(SHORT TASK):
Take each line containing the word "sexual" and copy it.

-- BEGIN THE INPUT --

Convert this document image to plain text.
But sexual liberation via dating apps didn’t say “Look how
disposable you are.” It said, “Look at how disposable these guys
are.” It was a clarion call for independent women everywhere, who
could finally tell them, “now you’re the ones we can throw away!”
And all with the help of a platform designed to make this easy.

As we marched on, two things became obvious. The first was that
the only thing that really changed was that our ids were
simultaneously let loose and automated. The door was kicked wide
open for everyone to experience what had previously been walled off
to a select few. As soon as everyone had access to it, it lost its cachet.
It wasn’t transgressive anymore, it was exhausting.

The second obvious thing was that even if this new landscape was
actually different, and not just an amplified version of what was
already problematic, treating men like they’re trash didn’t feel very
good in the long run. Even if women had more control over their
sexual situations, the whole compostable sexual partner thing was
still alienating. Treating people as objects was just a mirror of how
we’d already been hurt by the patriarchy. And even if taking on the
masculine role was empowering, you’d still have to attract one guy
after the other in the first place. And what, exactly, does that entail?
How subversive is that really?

-- END THE INPUT --
-- BEGIN THE INPUT --

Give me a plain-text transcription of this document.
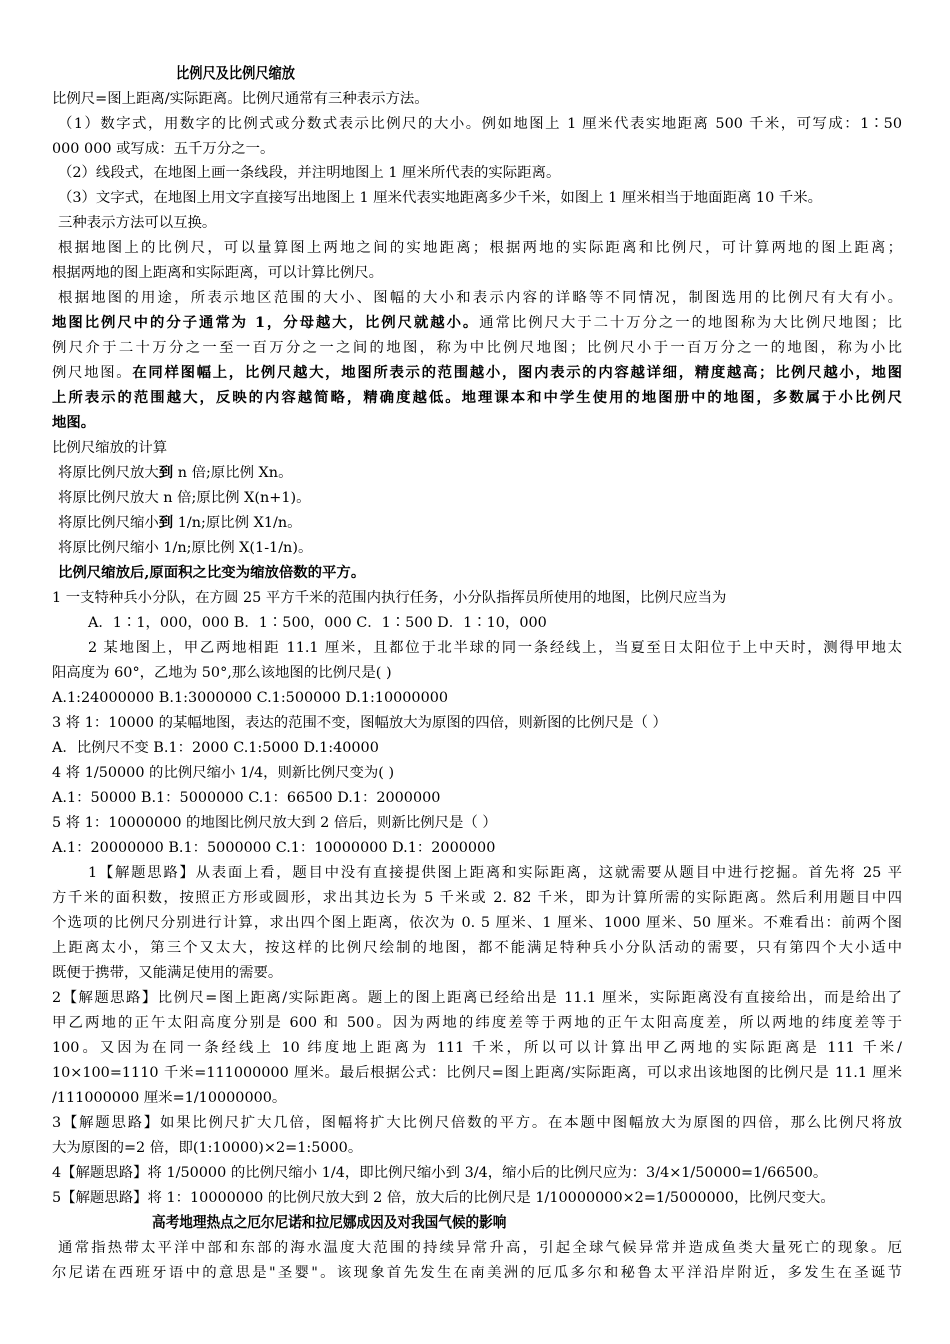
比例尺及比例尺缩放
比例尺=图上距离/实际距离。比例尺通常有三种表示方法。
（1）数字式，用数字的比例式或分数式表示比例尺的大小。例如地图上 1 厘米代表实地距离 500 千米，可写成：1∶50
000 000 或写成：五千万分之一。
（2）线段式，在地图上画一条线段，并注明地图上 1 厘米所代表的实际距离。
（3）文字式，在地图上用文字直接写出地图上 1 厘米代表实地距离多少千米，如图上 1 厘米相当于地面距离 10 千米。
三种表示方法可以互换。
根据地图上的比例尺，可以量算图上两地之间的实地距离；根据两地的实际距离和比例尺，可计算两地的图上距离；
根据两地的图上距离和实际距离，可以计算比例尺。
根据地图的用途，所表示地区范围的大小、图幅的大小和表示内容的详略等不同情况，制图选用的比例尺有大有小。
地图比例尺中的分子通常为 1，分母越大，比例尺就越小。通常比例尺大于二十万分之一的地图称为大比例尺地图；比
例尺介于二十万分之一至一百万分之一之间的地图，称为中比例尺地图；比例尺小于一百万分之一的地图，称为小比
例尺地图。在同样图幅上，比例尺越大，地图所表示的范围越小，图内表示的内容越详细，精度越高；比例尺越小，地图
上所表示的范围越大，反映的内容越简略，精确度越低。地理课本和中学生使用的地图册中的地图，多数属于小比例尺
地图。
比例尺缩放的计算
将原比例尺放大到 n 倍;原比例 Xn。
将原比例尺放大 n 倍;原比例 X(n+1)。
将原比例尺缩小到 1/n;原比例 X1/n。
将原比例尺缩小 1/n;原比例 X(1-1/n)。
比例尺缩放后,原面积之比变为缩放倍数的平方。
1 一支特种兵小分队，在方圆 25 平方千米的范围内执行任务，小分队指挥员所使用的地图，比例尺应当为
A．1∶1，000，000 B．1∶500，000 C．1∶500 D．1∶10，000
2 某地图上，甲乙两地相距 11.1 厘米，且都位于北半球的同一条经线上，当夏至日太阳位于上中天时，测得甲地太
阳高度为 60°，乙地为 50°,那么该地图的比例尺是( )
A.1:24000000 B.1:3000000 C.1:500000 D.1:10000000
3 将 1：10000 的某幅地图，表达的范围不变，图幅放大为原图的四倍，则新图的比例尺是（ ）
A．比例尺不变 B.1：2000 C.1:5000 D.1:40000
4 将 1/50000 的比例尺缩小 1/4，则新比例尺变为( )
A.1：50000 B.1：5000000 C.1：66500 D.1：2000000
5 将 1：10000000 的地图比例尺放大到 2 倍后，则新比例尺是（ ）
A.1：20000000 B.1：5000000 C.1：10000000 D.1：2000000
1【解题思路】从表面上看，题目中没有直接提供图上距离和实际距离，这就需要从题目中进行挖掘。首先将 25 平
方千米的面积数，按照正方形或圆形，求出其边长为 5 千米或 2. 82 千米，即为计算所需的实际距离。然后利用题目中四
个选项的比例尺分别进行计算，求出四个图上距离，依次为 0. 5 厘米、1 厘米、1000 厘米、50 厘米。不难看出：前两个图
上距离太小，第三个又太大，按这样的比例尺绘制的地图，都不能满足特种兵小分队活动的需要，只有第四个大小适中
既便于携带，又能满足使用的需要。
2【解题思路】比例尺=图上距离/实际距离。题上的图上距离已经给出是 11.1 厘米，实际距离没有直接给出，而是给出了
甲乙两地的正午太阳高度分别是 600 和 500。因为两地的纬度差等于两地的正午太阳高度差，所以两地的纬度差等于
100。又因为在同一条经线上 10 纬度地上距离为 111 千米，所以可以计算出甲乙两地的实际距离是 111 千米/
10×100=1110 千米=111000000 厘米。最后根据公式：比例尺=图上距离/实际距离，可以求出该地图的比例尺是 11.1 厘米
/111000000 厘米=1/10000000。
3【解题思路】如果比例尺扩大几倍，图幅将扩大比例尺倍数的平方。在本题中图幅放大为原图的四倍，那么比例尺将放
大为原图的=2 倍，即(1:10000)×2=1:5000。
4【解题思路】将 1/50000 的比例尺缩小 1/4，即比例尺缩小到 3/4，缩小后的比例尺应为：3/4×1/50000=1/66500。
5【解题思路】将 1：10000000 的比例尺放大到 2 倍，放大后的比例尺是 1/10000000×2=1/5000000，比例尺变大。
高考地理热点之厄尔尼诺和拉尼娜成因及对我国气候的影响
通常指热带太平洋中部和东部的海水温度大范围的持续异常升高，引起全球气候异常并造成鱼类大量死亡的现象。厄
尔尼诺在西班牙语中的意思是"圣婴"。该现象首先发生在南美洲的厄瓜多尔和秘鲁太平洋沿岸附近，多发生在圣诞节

-- END THE INPUT --

(FULL RESPONSE):
But sexual liberation via dating apps didn’t say “Look how
sexual situations, the whole compostable sexual partner thing was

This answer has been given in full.